--- start LISTED ENTRIES ---

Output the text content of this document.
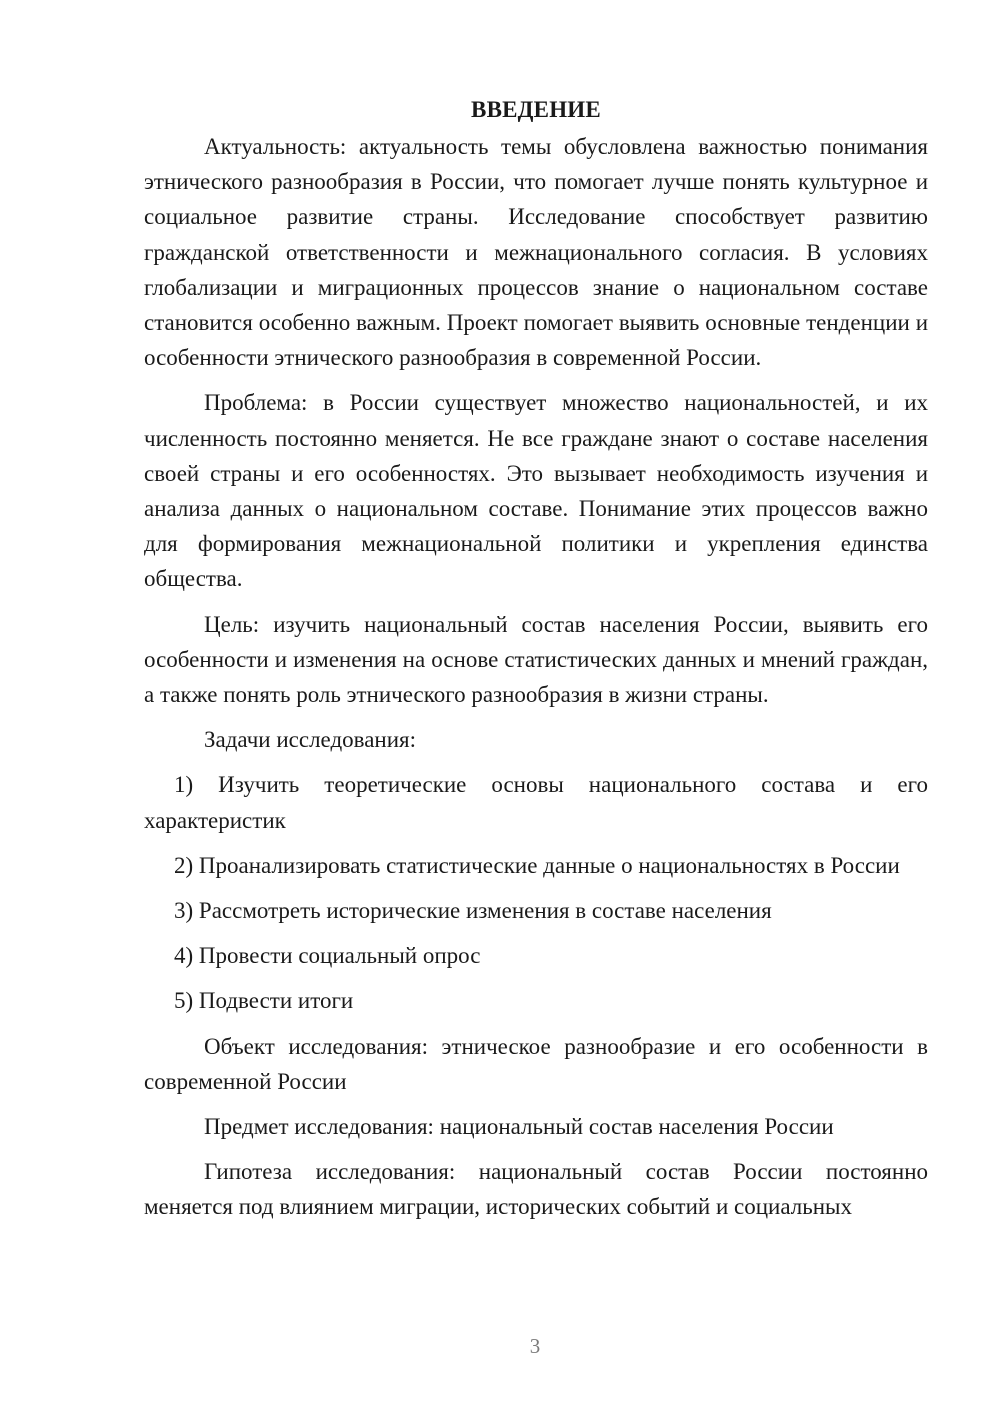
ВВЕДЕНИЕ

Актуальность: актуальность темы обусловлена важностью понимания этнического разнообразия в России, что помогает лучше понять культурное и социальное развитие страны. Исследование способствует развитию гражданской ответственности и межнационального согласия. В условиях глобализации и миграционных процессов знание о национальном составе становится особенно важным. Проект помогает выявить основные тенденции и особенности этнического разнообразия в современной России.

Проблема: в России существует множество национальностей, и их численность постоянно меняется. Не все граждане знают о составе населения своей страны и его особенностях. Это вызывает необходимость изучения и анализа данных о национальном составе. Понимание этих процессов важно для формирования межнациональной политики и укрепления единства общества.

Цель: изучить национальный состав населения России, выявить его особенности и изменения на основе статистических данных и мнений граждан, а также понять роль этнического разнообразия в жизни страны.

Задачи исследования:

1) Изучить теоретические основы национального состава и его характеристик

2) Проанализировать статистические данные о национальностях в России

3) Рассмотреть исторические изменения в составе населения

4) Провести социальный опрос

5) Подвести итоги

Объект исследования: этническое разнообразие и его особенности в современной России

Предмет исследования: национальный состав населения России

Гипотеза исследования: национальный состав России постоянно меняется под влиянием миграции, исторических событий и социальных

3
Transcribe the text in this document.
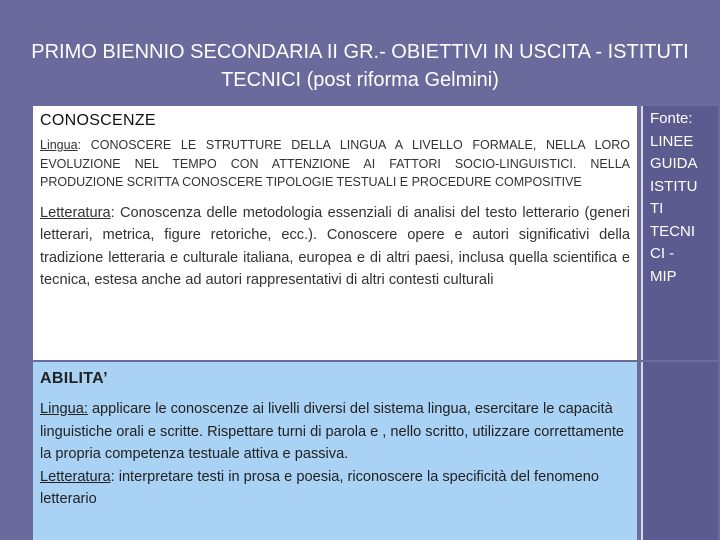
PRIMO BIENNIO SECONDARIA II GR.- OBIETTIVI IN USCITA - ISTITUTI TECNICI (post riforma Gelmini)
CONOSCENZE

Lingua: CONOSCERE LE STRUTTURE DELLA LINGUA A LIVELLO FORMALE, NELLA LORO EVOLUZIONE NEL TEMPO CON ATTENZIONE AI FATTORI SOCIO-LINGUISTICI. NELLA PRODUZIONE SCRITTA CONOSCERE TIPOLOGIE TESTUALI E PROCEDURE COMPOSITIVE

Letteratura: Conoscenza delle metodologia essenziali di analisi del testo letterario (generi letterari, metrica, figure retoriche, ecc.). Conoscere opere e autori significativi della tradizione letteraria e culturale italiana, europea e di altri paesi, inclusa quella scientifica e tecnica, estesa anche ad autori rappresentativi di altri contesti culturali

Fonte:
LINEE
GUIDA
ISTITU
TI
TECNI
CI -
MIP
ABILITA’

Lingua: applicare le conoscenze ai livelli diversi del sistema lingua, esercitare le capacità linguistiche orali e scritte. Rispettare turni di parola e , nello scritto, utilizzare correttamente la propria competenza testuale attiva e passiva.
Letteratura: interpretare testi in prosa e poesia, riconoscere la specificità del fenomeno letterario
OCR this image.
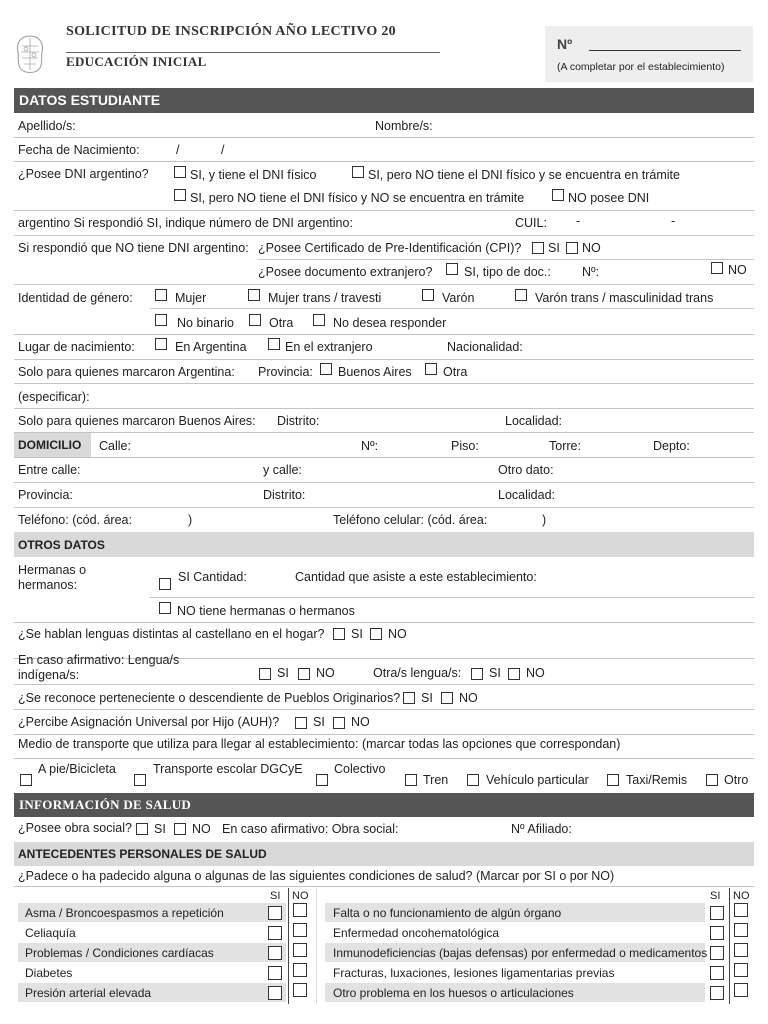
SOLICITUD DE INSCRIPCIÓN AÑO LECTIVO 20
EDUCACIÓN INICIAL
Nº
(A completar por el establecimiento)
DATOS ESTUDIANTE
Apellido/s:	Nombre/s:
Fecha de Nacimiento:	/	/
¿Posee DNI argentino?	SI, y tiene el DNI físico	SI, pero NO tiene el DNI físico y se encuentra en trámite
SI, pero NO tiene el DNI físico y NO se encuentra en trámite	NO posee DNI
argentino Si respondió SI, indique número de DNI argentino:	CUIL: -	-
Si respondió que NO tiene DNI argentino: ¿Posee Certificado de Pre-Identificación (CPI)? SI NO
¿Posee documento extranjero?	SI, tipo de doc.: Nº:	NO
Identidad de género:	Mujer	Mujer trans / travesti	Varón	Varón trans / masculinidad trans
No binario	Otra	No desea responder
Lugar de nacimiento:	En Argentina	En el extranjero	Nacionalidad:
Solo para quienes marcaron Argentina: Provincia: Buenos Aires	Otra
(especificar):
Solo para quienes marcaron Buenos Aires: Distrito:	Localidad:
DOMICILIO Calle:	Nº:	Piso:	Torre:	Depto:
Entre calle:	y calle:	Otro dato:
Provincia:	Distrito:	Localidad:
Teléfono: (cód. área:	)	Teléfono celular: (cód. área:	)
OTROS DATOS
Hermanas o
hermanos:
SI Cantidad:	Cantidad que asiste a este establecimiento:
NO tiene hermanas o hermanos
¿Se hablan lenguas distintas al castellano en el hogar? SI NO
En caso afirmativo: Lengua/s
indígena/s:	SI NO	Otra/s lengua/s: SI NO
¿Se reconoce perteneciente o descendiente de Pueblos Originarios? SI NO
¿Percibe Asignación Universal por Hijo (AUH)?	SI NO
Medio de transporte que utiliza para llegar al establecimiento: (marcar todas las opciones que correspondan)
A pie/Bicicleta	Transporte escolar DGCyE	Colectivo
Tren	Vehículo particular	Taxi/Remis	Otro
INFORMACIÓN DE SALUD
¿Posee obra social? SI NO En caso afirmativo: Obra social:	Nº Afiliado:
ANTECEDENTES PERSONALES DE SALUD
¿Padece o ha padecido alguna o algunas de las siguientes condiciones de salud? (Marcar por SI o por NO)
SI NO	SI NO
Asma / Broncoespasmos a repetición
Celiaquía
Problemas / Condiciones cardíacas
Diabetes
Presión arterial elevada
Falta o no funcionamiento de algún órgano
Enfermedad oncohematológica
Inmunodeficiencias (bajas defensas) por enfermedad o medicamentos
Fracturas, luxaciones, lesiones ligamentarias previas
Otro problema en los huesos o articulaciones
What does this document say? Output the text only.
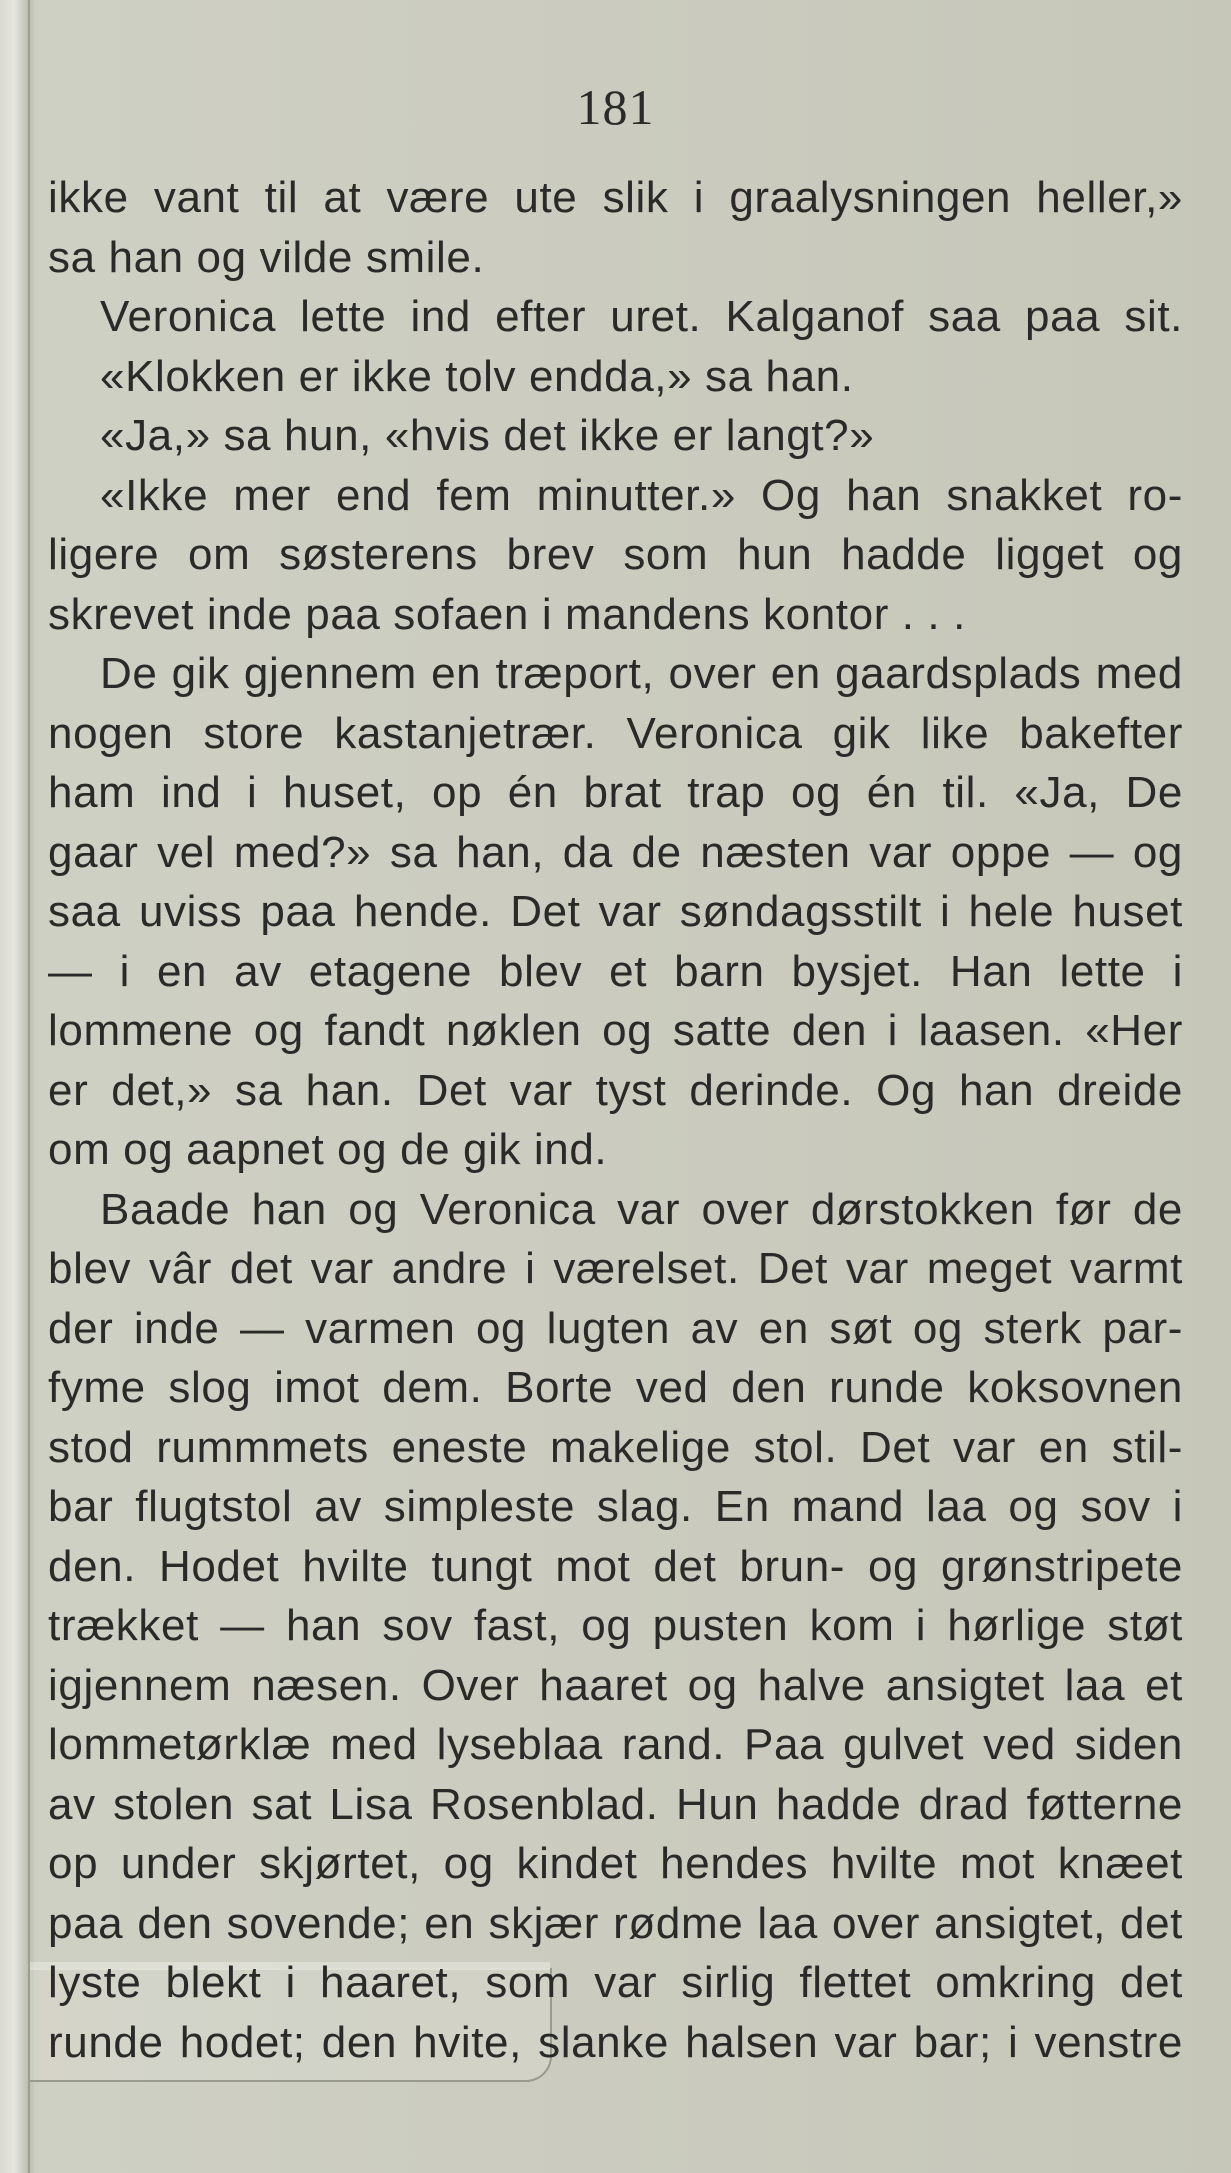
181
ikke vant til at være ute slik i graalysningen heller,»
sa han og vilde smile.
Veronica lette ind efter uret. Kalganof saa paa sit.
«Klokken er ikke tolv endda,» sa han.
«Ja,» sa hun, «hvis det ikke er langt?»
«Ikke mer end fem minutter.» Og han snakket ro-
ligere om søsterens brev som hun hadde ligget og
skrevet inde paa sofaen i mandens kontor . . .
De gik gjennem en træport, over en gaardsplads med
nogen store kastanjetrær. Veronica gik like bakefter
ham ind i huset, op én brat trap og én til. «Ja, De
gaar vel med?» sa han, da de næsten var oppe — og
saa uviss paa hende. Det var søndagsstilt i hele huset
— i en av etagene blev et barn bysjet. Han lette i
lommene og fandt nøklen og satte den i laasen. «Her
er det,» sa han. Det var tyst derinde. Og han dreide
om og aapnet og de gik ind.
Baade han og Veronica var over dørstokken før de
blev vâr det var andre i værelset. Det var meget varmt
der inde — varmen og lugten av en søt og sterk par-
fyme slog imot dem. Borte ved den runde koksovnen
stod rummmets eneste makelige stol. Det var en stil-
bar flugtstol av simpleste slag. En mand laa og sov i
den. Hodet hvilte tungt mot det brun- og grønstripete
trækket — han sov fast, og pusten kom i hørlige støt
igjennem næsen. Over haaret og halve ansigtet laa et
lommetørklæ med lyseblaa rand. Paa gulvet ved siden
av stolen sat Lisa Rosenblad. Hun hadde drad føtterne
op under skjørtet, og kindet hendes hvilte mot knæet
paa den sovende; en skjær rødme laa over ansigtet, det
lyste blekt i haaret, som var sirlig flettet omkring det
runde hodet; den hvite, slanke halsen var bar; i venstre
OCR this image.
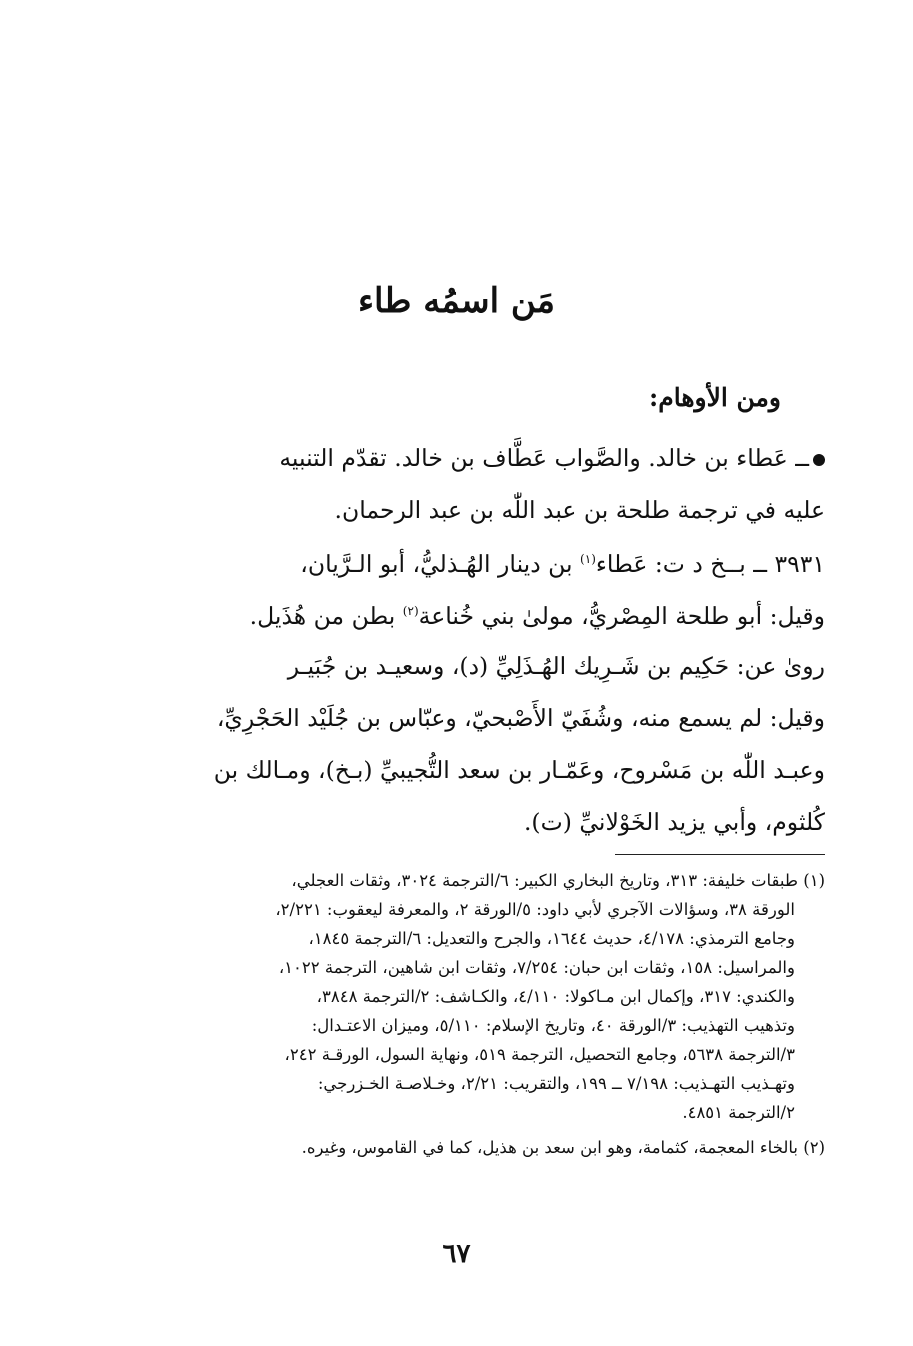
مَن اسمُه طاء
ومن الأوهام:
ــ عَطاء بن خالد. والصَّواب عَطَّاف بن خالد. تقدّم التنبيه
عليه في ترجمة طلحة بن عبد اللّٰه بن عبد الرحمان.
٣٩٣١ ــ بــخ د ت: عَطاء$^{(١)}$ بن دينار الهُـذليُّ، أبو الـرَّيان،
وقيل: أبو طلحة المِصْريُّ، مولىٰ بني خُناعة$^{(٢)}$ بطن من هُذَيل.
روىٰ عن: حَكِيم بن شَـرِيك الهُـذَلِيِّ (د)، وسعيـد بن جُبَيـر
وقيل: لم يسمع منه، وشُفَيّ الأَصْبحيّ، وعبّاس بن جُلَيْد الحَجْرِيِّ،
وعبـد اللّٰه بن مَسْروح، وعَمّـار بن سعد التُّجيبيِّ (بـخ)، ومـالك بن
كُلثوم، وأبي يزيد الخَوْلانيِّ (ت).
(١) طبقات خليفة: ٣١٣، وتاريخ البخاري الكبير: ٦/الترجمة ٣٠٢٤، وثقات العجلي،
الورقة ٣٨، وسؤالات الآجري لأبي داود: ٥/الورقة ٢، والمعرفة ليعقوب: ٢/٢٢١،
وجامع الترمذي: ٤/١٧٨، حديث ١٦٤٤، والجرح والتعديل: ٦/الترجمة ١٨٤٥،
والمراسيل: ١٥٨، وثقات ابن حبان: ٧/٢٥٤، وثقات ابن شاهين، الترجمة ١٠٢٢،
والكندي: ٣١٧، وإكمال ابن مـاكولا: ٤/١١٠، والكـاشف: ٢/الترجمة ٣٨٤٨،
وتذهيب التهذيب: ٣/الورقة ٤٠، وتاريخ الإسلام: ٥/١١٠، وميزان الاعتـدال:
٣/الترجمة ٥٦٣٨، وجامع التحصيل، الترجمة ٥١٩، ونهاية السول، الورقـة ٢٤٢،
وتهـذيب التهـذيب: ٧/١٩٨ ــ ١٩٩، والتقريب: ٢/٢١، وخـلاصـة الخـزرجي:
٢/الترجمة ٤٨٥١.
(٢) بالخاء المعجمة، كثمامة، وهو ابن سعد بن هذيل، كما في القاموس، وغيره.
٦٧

--- end LISTED ENTRIES ---

DIRECTION: Every line above that contains the word "Veronica" should be reported.

TASK ANSWER:
Veronica lette ind efter uret. Kalganof saa paa sit.
nogen store kastanjetrær. Veronica gik like bakefter
Baade han og Veronica var over dørstokken før de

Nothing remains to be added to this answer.